Go through the entries and transcribe each one exactly, dropping the pictures.

==============================

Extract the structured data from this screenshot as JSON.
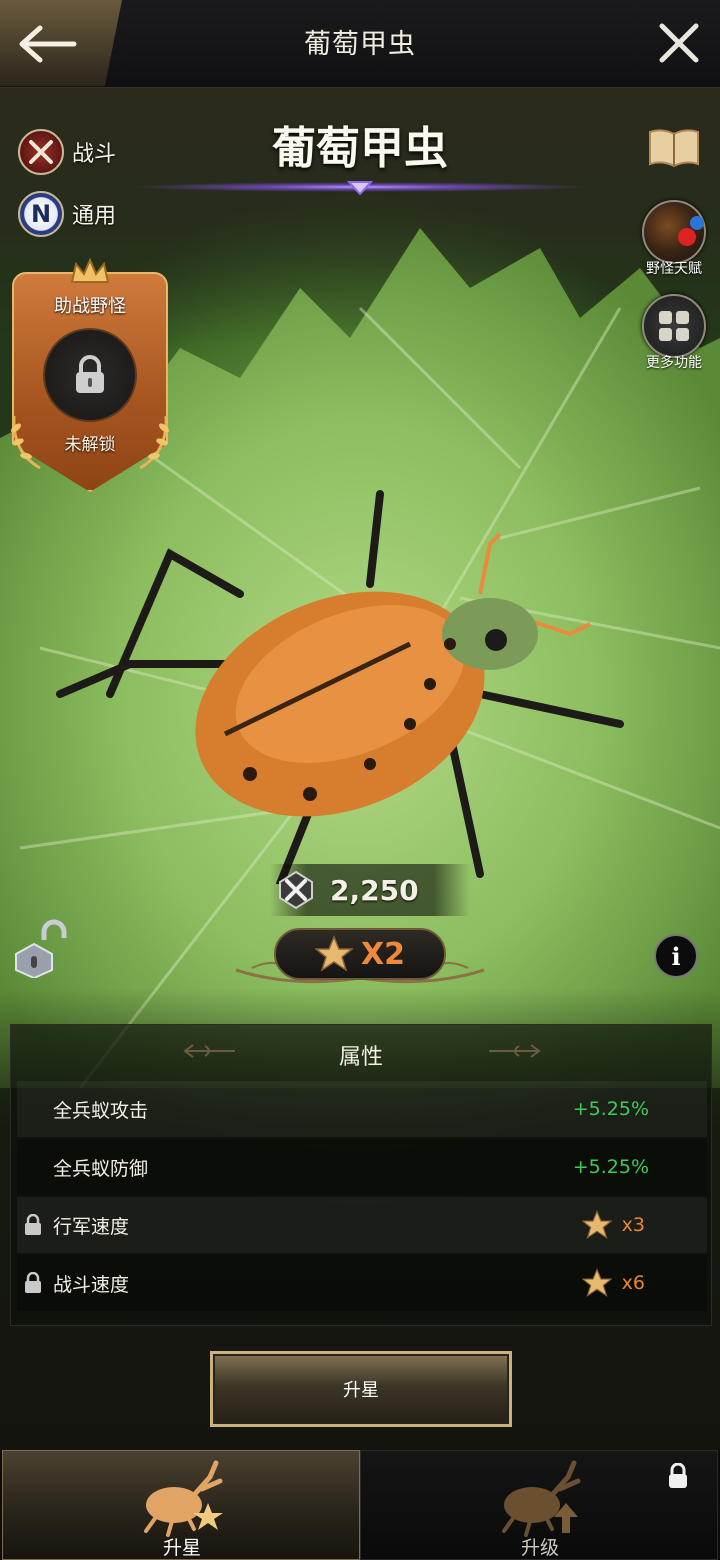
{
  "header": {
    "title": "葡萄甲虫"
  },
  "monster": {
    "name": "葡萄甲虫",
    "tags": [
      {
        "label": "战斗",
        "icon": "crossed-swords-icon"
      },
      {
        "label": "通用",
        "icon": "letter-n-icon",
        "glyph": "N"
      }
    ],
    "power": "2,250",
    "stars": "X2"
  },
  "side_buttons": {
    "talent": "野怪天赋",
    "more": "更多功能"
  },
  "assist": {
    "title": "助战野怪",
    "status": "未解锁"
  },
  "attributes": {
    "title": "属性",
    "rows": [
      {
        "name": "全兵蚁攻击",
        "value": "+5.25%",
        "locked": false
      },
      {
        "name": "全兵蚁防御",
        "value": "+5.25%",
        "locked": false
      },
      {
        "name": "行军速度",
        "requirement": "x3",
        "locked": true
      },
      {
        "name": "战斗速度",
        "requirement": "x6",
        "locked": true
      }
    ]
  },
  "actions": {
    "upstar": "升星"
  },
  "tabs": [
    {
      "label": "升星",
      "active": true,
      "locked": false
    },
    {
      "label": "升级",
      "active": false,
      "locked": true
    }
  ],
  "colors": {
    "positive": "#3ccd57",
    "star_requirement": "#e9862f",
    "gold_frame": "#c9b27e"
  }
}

==============================

» Final result:
Extract the structured data from this screenshot as JSON.
{
  "header": {
    "title": "葡萄甲虫"
  },
  "monster": {
    "name": "葡萄甲虫",
    "tags": [
      {
        "label": "战斗",
        "icon": "crossed-swords-icon"
      },
      {
        "label": "通用",
        "icon": "letter-n-icon",
        "glyph": "N"
      }
    ],
    "power": "2,250",
    "stars": "X2"
  },
  "side_buttons": {
    "talent": "野怪天赋",
    "more": "更多功能"
  },
  "assist": {
    "title": "助战野怪",
    "status": "未解锁"
  },
  "attributes": {
    "title": "属性",
    "rows": [
      {
        "name": "全兵蚁攻击",
        "value": "+5.25%",
        "locked": false
      },
      {
        "name": "全兵蚁防御",
        "value": "+5.25%",
        "locked": false
      },
      {
        "name": "行军速度",
        "requirement": "x3",
        "locked": true
      },
      {
        "name": "战斗速度",
        "requirement": "x6",
        "locked": true
      }
    ]
  },
  "actions": {
    "upstar": "升星"
  },
  "tabs": [
    {
      "label": "升星",
      "active": true,
      "locked": false
    },
    {
      "label": "升级",
      "active": false,
      "locked": true
    }
  ],
  "colors": {
    "positive": "#3ccd57",
    "star_requirement": "#e9862f",
    "gold_frame": "#c9b27e"
  }
}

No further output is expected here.